* Given task: Reproduce every entry that follows word for word, but omit the images.

* Data lines:
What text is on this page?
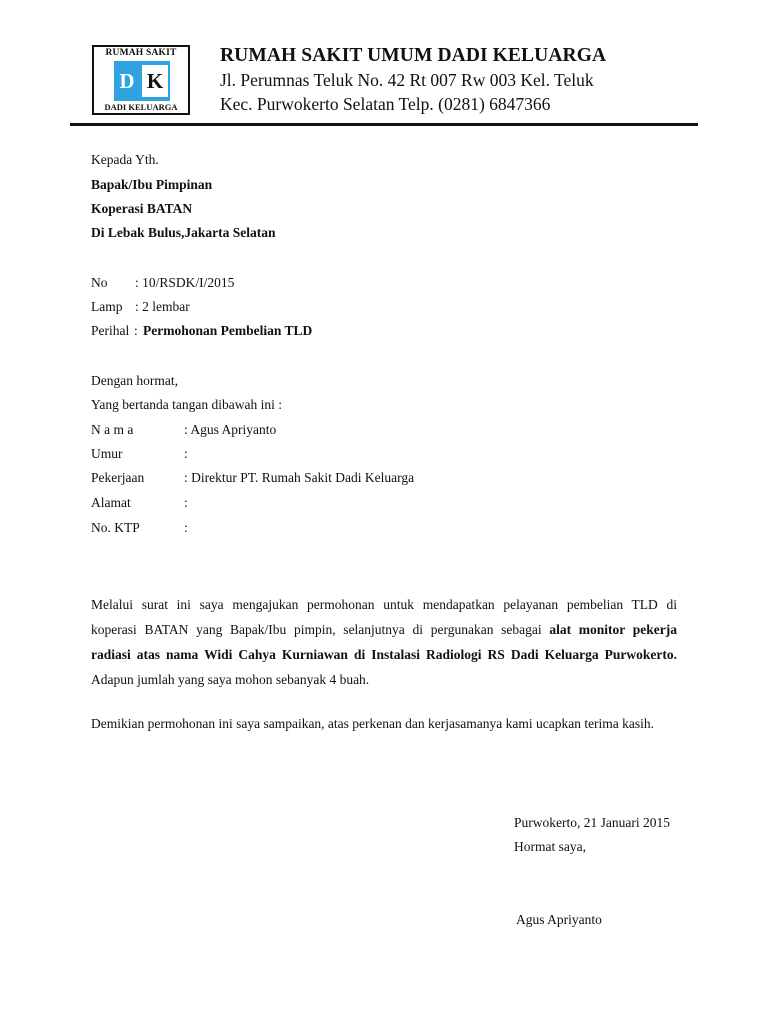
RUMAH SAKIT
D K
DADI KELUARGA
RUMAH SAKIT UMUM DADI KELUARGA
Jl. Perumnas Teluk No. 42 Rt 007 Rw 003 Kel. Teluk
Kec. Purwokerto Selatan Telp. (0281) 6847366
Kepada Yth.
Bapak/Ibu Pimpinan
Koperasi BATAN
Di Lebak Bulus,Jakarta Selatan
No : 10/RSDK/I/2015
Lamp : 2 lembar
Perihal : Permohonan Pembelian TLD
Dengan hormat,
Yang bertanda tangan dibawah ini :
N a m a	: Agus Apriyanto
Umur	:
Pekerjaan	: Direktur PT. Rumah Sakit Dadi Keluarga
Alamat	:
No. KTP	:
Melalui surat ini saya mengajukan permohonan untuk mendapatkan pelayanan pembelian TLD di
koperasi BATAN yang Bapak/Ibu pimpin, selanjutnya di pergunakan sebagai alat monitor pekerja
radiasi atas nama Widi Cahya Kurniawan di Instalasi Radiologi RS Dadi Keluarga Purwokerto.
Adapun jumlah yang saya mohon sebanyak 4 buah.
Demikian permohonan ini saya sampaikan, atas perkenan dan kerjasamanya kami ucapkan terima kasih.
Purwokerto, 21 Januari 2015
Hormat saya,
Agus Apriyanto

* Exercise output:
What text is on this page?
RUMAH SAKIT
D K
DADI KELUARGA
RUMAH SAKIT UMUM DADI KELUARGA
Jl. Perumnas Teluk No. 42 Rt 007 Rw 003 Kel. Teluk
Kec. Purwokerto Selatan Telp. (0281) 6847366
Kepada Yth.
Bapak/Ibu Pimpinan
Koperasi BATAN
Di Lebak Bulus,Jakarta Selatan
No : 10/RSDK/I/2015
Lamp : 2 lembar
Perihal : Permohonan Pembelian TLD
Dengan hormat,
Yang bertanda tangan dibawah ini :
N a m a	: Agus Apriyanto
Umur	:
Pekerjaan	: Direktur PT. Rumah Sakit Dadi Keluarga
Alamat	:
No. KTP	:
Melalui surat ini saya mengajukan permohonan untuk mendapatkan pelayanan pembelian TLD di
koperasi BATAN yang Bapak/Ibu pimpin, selanjutnya di pergunakan sebagai alat monitor pekerja
radiasi atas nama Widi Cahya Kurniawan di Instalasi Radiologi RS Dadi Keluarga Purwokerto.
Adapun jumlah yang saya mohon sebanyak 4 buah.
Demikian permohonan ini saya sampaikan, atas perkenan dan kerjasamanya kami ucapkan terima kasih.
Purwokerto, 21 Januari 2015
Hormat saya,
Agus Apriyanto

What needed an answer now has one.